--- BEGIN Supplied material ---
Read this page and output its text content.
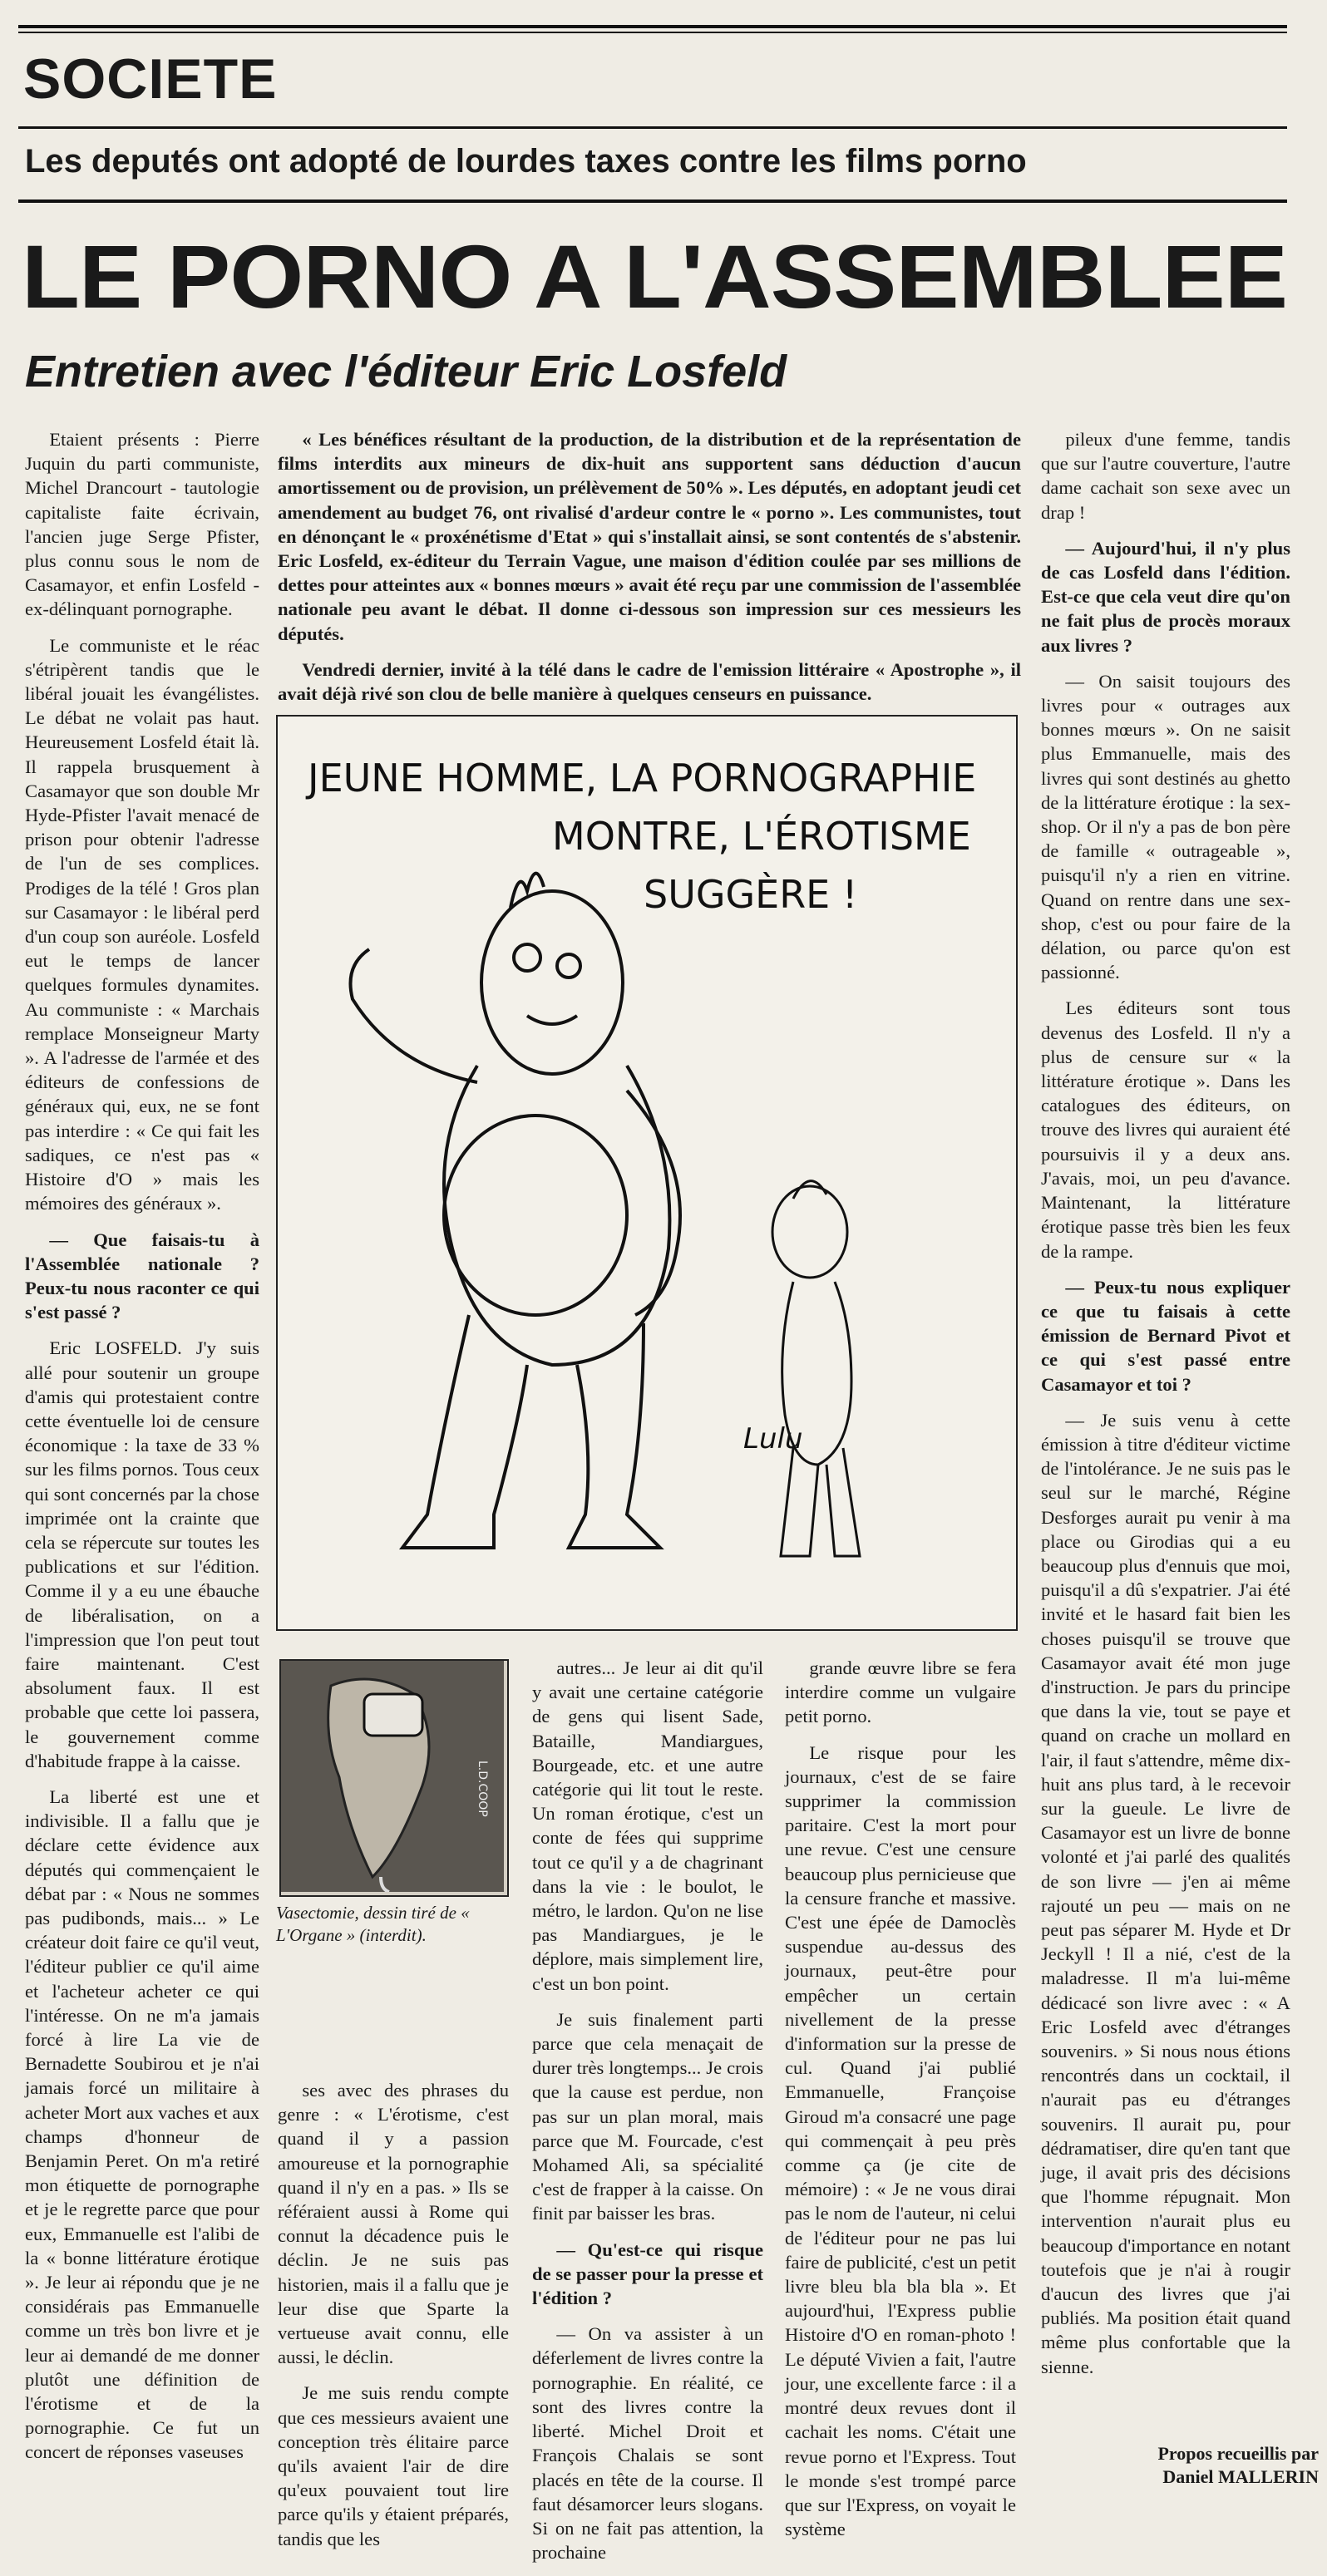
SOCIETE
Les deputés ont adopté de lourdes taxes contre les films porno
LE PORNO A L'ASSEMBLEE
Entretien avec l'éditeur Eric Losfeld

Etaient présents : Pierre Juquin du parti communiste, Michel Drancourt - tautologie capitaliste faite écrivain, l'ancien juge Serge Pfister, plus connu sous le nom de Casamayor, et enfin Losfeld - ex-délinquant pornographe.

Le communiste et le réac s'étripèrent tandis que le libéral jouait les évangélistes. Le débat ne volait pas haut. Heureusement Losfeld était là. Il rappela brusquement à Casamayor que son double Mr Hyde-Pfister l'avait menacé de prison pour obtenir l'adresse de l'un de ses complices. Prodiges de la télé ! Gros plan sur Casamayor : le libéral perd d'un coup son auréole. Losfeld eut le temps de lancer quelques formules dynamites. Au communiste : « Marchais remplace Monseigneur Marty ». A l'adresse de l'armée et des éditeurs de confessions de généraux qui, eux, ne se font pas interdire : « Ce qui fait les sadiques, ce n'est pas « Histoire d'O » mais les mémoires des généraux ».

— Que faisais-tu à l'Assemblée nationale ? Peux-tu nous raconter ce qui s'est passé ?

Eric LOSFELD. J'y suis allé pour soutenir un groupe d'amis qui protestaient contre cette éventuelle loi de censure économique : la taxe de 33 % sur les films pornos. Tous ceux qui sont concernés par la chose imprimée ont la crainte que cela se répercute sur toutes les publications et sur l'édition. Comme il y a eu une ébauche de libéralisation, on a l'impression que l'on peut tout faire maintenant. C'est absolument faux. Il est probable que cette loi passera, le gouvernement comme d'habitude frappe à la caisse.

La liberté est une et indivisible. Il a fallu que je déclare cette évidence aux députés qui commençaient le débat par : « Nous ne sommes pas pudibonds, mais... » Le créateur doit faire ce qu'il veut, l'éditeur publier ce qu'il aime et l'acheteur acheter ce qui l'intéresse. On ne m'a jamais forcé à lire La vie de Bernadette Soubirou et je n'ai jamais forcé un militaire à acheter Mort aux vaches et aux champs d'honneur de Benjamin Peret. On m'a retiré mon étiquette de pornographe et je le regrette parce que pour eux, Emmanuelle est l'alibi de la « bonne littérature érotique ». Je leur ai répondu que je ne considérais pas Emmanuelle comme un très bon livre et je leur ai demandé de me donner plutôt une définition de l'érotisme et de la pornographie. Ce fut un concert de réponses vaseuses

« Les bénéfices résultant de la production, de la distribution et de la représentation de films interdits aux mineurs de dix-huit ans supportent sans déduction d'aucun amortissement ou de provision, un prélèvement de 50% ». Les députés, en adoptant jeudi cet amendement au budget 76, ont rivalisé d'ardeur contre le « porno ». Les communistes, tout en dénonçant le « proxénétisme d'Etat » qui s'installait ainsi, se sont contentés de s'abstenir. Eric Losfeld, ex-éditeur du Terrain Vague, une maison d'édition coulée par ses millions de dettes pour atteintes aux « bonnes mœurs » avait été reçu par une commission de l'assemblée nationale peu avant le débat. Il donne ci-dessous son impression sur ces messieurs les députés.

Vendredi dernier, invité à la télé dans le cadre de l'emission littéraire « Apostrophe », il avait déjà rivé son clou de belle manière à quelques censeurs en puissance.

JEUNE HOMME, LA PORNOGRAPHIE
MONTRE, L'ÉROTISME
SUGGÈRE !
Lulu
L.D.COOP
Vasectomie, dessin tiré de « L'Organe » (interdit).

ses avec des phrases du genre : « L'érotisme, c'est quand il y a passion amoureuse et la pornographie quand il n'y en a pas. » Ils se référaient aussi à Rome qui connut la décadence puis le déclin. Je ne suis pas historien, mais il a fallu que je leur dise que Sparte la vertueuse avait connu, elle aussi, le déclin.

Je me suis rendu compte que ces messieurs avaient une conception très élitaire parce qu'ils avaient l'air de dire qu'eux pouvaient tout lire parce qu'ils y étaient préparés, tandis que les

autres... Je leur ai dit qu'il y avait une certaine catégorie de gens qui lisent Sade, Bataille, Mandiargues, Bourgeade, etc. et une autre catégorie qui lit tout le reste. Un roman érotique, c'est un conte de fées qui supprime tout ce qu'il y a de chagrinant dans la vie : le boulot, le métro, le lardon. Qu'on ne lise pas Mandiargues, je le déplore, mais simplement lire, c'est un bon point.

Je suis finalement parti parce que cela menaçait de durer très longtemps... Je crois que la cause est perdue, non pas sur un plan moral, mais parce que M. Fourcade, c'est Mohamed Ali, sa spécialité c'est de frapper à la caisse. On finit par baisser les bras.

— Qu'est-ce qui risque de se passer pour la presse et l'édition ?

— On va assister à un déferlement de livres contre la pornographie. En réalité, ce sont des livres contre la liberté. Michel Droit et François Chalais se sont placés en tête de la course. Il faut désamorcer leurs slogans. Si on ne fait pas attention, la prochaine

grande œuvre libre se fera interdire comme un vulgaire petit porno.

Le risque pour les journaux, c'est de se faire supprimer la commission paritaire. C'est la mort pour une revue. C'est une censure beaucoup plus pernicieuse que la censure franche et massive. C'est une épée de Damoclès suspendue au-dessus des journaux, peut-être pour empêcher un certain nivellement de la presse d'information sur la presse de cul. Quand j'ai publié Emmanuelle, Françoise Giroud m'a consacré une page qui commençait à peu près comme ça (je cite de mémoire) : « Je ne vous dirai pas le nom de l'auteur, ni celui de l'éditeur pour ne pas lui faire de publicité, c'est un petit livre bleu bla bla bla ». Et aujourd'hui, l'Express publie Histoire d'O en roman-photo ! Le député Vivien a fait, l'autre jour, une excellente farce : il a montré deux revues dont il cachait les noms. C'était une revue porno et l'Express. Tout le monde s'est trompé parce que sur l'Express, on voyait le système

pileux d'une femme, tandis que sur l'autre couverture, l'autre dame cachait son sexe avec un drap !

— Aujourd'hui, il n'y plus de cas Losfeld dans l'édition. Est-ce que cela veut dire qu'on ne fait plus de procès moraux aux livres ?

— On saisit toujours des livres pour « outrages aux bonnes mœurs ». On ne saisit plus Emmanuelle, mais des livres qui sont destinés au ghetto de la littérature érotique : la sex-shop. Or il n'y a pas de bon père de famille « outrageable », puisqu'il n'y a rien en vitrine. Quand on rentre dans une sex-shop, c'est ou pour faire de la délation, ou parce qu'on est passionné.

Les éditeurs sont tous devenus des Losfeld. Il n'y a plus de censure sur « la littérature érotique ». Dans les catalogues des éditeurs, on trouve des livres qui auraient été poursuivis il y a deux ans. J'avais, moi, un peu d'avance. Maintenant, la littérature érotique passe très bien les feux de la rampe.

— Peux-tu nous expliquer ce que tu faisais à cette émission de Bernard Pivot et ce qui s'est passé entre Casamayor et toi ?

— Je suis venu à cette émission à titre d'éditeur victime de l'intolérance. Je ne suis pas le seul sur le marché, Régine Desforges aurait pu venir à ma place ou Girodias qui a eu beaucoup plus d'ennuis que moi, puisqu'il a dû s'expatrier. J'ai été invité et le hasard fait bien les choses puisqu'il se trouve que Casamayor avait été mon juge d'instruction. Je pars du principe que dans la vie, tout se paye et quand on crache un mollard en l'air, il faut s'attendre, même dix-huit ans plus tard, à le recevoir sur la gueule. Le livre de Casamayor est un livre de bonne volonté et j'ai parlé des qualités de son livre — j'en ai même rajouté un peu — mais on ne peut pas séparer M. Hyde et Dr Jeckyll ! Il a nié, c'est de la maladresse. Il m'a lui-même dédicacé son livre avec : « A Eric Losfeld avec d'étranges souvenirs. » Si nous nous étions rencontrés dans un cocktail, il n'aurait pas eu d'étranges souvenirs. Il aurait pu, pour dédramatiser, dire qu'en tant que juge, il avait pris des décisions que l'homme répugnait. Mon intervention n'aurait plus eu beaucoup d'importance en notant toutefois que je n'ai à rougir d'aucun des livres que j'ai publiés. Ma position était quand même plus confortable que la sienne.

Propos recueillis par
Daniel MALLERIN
--- END Supplied material ---
What to produce:
Lines containing the word "Peux" are to be counted in the listing; state their number alone.

Written solution:
2